#### [PAGE]

Le FM doit sortir d’une logique historique de prédation !

Nicolas CUGIER
Directeur des services généraux du groupe THALES

À la tête des services généraux du groupe THALES depuis plus de dix ans, Nicolas CUGIER a instauré de nouvelles relations avec ses prestataires, et notamment avec les entreprises de propreté. Le plan Copernic 2, mis en œuvre en 2017, veut redonner leur place et leur visibilité aux entreprises sous-traitantes du Fmeur. Ou comment valoriser l’expertise des œuvrant, quitte à bousculer quelques rentes de situation…

RENCONTRE :

Que représente le FM pour le groupe THALES ?

Le groupe a une empreinte immobilière avoisinant les 2,8 millions de mètres carrés, soit 115 sites dans le monde, 85 sites en Europe, dont 50 en France de plus de 2000 m2 qui représentent 1,3 millions de mètres carrés et quelque 42 000 occupants (dont 35 000 salariés). À l’exception du site de Vélizy Hélios qui regroupe exclusivement des activités tertiaires, nos implantations accueillent à la fois des activités tertiaires, production et R&D et de production. Le marché global pour notre prestataire de FM en France, VINCI Facilities, est de l’ordre de 90 millions d’euros par an. La propreté constitue un des principaux postes sous-traité. L’effectif global déployé par notre partenaire est de quelque 600 personnes dont la moitié est salariée chez leurs partenaires.

Retrouvez l’article original paru dans la revue : BÂTIMENT ENTRETIEN – MARS / AVRIL 2019

Comment définiriez-vous la situation du FM en général et au sein d’un grand groupe comme Thales en particulier?

Au risque d’être un peu caricatural, je dirais que nous sommes dans une impasse systémique, dans une spirale mortifère, dans une recherche sans fin du « toujours moins » ! Toujours moins de prix et toujours moins de prestations, la qualité étant la seule variable d’ajustement. En tant que donneur d’ ordres, nous devons assumer la valeur immatérielle du service, notamment dans le domaine de la propreté en nous disant clairement: combien sommes-nous prêts à mettre sur la table pour la propreté attendue et, en face, de combien l’entreprise prestataire a besoin pour assurer ce service ? C’est un constat qui n’est pas propre à THALES bien entendu…

C’est aussi un constat général dans toute relation commerciale. En quoi casse-t-il la spirale mortifère que vous évoquiez ?

#### [Entrées d'un jeu de données]

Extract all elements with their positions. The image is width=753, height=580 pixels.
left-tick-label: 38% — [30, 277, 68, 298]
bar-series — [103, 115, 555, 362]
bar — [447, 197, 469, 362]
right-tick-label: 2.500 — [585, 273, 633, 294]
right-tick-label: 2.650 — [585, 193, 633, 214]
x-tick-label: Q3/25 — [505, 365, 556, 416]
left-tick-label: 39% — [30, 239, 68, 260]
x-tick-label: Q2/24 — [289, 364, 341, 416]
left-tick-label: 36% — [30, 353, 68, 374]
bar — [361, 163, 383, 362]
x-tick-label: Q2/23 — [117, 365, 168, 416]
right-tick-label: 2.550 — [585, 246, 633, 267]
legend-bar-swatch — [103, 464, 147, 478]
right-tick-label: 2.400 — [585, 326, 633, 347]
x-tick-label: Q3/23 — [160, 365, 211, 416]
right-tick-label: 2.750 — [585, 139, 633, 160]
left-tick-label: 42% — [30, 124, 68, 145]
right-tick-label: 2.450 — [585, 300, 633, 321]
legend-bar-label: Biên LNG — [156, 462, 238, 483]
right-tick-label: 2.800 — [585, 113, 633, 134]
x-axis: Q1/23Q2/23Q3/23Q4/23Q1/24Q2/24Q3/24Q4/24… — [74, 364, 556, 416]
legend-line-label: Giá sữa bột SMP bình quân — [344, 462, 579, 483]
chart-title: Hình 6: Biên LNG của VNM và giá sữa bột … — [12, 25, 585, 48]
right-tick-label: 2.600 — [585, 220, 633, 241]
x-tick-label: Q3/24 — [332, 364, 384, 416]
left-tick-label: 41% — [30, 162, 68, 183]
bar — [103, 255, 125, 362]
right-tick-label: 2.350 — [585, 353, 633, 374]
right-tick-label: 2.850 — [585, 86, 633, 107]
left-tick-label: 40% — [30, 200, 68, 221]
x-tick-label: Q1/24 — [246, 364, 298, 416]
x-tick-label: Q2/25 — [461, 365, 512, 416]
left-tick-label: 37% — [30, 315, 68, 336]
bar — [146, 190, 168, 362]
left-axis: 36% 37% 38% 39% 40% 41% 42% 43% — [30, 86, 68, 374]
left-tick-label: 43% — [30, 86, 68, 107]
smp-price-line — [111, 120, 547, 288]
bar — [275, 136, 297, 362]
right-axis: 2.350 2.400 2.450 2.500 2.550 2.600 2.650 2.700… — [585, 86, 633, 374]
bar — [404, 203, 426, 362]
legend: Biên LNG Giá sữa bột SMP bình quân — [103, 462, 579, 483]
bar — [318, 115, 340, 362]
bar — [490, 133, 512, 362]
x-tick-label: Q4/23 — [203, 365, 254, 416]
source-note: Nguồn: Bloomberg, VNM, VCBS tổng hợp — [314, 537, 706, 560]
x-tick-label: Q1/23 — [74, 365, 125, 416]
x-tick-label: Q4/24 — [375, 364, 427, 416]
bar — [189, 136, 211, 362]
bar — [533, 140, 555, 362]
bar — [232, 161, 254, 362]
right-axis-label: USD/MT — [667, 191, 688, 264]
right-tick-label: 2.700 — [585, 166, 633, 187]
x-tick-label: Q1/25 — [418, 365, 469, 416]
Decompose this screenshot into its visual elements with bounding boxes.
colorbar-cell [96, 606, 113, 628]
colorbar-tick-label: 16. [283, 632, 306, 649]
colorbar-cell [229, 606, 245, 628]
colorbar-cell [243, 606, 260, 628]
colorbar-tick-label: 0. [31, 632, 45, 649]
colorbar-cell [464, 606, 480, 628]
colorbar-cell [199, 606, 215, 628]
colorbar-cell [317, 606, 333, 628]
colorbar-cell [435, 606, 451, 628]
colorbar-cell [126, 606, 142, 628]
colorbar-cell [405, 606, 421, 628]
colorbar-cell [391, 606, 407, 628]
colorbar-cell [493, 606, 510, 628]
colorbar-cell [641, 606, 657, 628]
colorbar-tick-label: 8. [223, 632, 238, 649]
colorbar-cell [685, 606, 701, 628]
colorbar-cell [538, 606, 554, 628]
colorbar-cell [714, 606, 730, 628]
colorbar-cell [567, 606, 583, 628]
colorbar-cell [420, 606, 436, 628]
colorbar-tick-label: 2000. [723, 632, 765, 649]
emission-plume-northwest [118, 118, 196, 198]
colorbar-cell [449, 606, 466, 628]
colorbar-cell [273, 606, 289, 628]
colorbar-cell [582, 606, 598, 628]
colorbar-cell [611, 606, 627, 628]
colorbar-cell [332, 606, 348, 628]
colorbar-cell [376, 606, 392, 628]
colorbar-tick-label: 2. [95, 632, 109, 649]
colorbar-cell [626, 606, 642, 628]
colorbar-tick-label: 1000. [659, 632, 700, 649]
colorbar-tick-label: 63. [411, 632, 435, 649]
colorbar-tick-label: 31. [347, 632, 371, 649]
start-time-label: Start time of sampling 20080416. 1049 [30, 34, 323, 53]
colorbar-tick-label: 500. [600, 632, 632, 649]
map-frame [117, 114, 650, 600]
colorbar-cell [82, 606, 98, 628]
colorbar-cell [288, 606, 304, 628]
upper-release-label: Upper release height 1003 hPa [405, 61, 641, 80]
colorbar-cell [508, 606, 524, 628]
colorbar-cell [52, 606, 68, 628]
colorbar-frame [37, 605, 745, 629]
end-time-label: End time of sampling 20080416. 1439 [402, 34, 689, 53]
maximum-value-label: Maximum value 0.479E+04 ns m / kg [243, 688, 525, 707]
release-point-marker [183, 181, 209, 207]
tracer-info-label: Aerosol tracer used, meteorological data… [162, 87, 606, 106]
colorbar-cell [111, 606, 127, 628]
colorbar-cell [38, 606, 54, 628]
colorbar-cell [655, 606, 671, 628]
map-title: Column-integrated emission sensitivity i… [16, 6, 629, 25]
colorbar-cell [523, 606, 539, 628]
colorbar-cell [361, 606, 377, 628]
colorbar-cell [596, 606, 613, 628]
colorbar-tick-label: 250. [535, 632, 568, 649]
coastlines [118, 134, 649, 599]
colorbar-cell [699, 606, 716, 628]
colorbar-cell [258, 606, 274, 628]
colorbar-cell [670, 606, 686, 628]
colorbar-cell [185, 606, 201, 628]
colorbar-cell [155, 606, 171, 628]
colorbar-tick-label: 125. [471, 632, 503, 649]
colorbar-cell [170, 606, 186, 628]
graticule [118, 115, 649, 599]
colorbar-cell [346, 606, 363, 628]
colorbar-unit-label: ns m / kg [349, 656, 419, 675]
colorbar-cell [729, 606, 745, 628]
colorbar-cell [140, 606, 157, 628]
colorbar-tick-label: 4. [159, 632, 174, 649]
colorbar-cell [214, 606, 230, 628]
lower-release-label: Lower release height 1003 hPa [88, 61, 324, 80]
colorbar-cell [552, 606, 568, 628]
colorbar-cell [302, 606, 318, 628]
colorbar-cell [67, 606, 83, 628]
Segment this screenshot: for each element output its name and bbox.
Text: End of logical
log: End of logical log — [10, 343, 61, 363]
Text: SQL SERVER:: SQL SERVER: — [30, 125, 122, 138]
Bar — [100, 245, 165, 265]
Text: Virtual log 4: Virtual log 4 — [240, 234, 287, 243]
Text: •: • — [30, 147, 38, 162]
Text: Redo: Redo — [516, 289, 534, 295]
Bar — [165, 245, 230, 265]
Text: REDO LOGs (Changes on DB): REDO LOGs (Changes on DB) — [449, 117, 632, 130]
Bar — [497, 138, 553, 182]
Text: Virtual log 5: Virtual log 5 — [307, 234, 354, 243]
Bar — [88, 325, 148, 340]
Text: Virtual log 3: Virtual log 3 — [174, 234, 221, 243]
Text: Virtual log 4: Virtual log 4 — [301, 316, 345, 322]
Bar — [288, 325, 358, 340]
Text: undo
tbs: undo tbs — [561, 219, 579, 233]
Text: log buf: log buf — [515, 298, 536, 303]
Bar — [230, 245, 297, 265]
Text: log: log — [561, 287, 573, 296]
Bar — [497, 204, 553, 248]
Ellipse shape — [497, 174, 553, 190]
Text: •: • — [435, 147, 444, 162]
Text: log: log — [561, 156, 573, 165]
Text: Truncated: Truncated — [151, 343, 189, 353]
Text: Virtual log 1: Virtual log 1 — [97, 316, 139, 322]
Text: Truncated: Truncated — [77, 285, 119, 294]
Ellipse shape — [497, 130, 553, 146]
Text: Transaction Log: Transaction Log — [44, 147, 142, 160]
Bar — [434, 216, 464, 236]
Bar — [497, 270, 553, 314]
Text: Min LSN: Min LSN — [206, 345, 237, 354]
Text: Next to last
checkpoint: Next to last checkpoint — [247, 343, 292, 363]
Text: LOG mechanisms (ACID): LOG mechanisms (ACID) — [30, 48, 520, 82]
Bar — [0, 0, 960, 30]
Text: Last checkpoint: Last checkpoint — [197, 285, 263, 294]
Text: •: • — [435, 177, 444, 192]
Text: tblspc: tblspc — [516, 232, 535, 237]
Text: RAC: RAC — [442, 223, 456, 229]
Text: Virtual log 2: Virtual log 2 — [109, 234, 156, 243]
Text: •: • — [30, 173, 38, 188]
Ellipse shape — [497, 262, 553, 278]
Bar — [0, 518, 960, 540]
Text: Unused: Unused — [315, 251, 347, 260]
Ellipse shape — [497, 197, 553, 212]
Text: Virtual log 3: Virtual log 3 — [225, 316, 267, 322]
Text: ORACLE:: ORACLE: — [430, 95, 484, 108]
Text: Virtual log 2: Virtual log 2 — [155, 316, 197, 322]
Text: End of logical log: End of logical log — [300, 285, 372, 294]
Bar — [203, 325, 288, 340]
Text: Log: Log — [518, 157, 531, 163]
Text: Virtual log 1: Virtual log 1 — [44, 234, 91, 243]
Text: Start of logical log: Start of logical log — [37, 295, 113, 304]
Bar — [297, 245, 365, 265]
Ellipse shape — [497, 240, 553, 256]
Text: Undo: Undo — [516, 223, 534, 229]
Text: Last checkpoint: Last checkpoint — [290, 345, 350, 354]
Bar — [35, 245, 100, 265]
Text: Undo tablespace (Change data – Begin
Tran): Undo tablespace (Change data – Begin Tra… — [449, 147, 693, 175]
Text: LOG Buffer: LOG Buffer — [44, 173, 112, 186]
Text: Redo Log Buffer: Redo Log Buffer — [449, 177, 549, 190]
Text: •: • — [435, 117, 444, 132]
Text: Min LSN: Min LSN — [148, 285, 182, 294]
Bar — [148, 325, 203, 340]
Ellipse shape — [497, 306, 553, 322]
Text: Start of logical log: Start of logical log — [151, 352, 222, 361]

#### [CONSIGNES DE TRAVAIL]
A: Recopiez à l'identique le listing, depuis sa première ligne jusqu'à la ligne contenant « x-tick-label: Q3/23 — [160, 365, 211, 416] », celle-ci comprise.
B: Rédigez la suite de l'entretien sur le facility management chez Thales, en reprenant après sa dernière phrase.

#### [RÉPONSES PAR CONSIGNE]
A:
Extract all elements with their positions. The image is width=753, height=580 pixels.
left-tick-label: 38% — [30, 277, 68, 298]
bar-series — [103, 115, 555, 362]
bar — [447, 197, 469, 362]
right-tick-label: 2.500 — [585, 273, 633, 294]
right-tick-label: 2.650 — [585, 193, 633, 214]
x-tick-label: Q3/25 — [505, 365, 556, 416]
left-tick-label: 39% — [30, 239, 68, 260]
x-tick-label: Q2/24 — [289, 364, 341, 416]
left-tick-label: 36% — [30, 353, 68, 374]
bar — [361, 163, 383, 362]
x-tick-label: Q2/23 — [117, 365, 168, 416]
right-tick-label: 2.550 — [585, 246, 633, 267]
legend-bar-swatch — [103, 464, 147, 478]
right-tick-label: 2.400 — [585, 326, 633, 347]
x-tick-label: Q3/23 — [160, 365, 211, 416]

B:
Deux illustrations très simples. Si le cahier des charges prévoit que la femme de ménage passe tous les jours à 9 heures et que ce jour-là, à 9 h 15, un collaborateur renverse sa tasse de café sur la moquette, doit-on attendre 24 heures pour la nettoyer ? « Les cahiers des charges interdisent de faire ce qui n’est pas obligatoire ! »
Dans un autre registre, combien vaut le sourire d’une hôtesse dont la prestation est achetée 18 €/ heure ? Nous exprimons toujours, et uniquement, la valeur de nos contrats par le coût de main-d’œuvre et jamais par l’utilité du service apporté. Les cahiers des charges, tels qu’ils sont rédigés aujourd’hui, interdisent finalement aux prestataires de faire ce qui n’est pas obligatoire quand ils ne sont pas une machine à fabriquer des prestations hors forfaits ! C’est une des limites que nous avons voulu lever en mettant en œuvre le plan Copernic 2, suite aux constats effectués les cinq dernières années, destiné à co-construire l’entretien et la maintenance de nos bâtiments avec notre prestataire retenu — VINCI Facilities — mais également avec ses sous-traitants.

Quelles sont les autres limites que vous avez pu identifier?

Un autre frein important est le pilotage par les indicateurs. Un indicateur ne représente jamais le réel. Il ne fait que rassurer au travers de métriques souvent fausses et artificielles qui créent de la confusion alors que l’œuvrant a besoin de bien comprendre l’utilité et la performance de son travail. Ce sont souvent des « indicateurs pastèque » : vert dehors et rouge dedans !

« Nous avons demandé des offres sur 5, 7 et 9 ans dans notre consultation. »

Où en êtes-vous aujourd’hui ? Avez-vous pu lever ces freins ?

La démarche est longue et complexe. Nous avons lancé une consultation en 2017 et sommes engagés désormais sur Copernic 2 qui doit s’appuyer sur cette nouvelle approche du FM mais ce n’est pas gagné, nous l’avons vu au cours de l’appel d’offres en expliquant la démarche aux quatre entreprises en lice. Notre objectif était clair : s’appuyer sur leur expertise pour faire une offre globale forfaitisée, prenant en compte le savoir-faire de chacun de leurs sous-traitants qu’ils devront associer. De notre côté, pour pérenniser cette nouvelle approche, nous avons demandé des offres sur 5, 7 et 9 ans.
Il ne s’agissait donc pas pour le candidat d’aligner des types de prestations avec des tarifs en face. Pour la propreté par exemple, qui représente un poste important, nous ne souhaitons pas acheter un fréquentiel mais un service, le prestataire étant garant du résultat. Il ne s’agit pas de calculer le nombre de mètres carrés, de cendriers ou de corbeilles à vider, mais de connaître, pour chaque, I’ environnement de travail et les attentes des résidents et de mettre en place du nettoyage à l’usage.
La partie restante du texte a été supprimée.